▸ **TASK DIRECTIONS**
Reproduce the material in full, exactly as written.
───
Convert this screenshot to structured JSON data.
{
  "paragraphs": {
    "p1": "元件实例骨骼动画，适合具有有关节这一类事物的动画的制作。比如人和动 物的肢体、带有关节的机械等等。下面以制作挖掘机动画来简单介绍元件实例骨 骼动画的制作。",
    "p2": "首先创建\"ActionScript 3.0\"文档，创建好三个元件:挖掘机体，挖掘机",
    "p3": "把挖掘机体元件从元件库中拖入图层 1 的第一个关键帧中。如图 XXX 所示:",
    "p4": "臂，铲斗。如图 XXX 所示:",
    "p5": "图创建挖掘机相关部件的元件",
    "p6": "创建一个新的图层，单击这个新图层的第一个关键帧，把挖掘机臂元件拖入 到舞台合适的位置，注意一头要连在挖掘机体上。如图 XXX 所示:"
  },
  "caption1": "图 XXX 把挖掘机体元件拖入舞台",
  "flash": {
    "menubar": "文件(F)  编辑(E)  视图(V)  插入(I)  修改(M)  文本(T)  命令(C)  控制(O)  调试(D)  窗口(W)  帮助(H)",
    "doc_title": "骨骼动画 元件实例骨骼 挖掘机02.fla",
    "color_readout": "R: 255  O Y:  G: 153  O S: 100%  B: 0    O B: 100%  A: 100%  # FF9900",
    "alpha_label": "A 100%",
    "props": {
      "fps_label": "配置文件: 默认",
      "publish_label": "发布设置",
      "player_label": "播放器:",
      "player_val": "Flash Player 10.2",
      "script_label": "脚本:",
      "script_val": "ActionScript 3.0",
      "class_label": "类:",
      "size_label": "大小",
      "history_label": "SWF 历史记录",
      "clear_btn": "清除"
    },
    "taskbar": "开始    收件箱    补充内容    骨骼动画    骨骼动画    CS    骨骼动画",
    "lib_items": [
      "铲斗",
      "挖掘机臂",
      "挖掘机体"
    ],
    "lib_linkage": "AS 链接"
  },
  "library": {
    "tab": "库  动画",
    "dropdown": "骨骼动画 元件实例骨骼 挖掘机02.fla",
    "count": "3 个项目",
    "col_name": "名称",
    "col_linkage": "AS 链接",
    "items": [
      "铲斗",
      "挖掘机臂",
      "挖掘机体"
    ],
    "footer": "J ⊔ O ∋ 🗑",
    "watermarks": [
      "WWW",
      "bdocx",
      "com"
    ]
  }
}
───
▸ **RESULT FOR THIS TASK**
Convert this screenshot to structured JSON data.
{
  "paragraphs": {
    "p1": "元件实例骨骼动画，适合具有有关节这一类事物的动画的制作。比如人和动 物的肢体、带有关节的机械等等。下面以制作挖掘机动画来简单介绍元件实例骨 骼动画的制作。",
    "p2": "首先创建\"ActionScript 3.0\"文档，创建好三个元件:挖掘机体，挖掘机",
    "p3": "把挖掘机体元件从元件库中拖入图层 1 的第一个关键帧中。如图 XXX 所示:",
    "p4": "臂，铲斗。如图 XXX 所示:",
    "p5": "图创建挖掘机相关部件的元件",
    "p6": "创建一个新的图层，单击这个新图层的第一个关键帧，把挖掘机臂元件拖入 到舞台合适的位置，注意一头要连在挖掘机体上。如图 XXX 所示:"
  },
  "caption1": "图 XXX 把挖掘机体元件拖入舞台",
  "flash": {
    "menubar": "文件(F)  编辑(E)  视图(V)  插入(I)  修改(M)  文本(T)  命令(C)  控制(O)  调试(D)  窗口(W)  帮助(H)",
    "doc_title": "骨骼动画 元件实例骨骼 挖掘机02.fla",
    "color_readout": "R: 255  O Y:  G: 153  O S: 100%  B: 0    O B: 100%  A: 100%  # FF9900",
    "alpha_label": "A 100%",
    "props": {
      "fps_label": "配置文件: 默认",
      "publish_label": "发布设置",
      "player_label": "播放器:",
      "player_val": "Flash Player 10.2",
      "script_label": "脚本:",
      "script_val": "ActionScript 3.0",
      "class_label": "类:",
      "size_label": "大小",
      "history_label": "SWF 历史记录",
      "clear_btn": "清除"
    },
    "taskbar": "开始    收件箱    补充内容    骨骼动画    骨骼动画    CS    骨骼动画",
    "lib_items": [
      "铲斗",
      "挖掘机臂",
      "挖掘机体"
    ],
    "lib_linkage": "AS 链接"
  },
  "library": {
    "tab": "库  动画",
    "dropdown": "骨骼动画 元件实例骨骼 挖掘机02.fla",
    "count": "3 个项目",
    "col_name": "名称",
    "col_linkage": "AS 链接",
    "items": [
      "铲斗",
      "挖掘机臂",
      "挖掘机体"
    ],
    "footer": "J ⊔ O ∋ 🗑",
    "watermarks": [
      "WWW",
      "bdocx",
      "com"
    ]
  }
}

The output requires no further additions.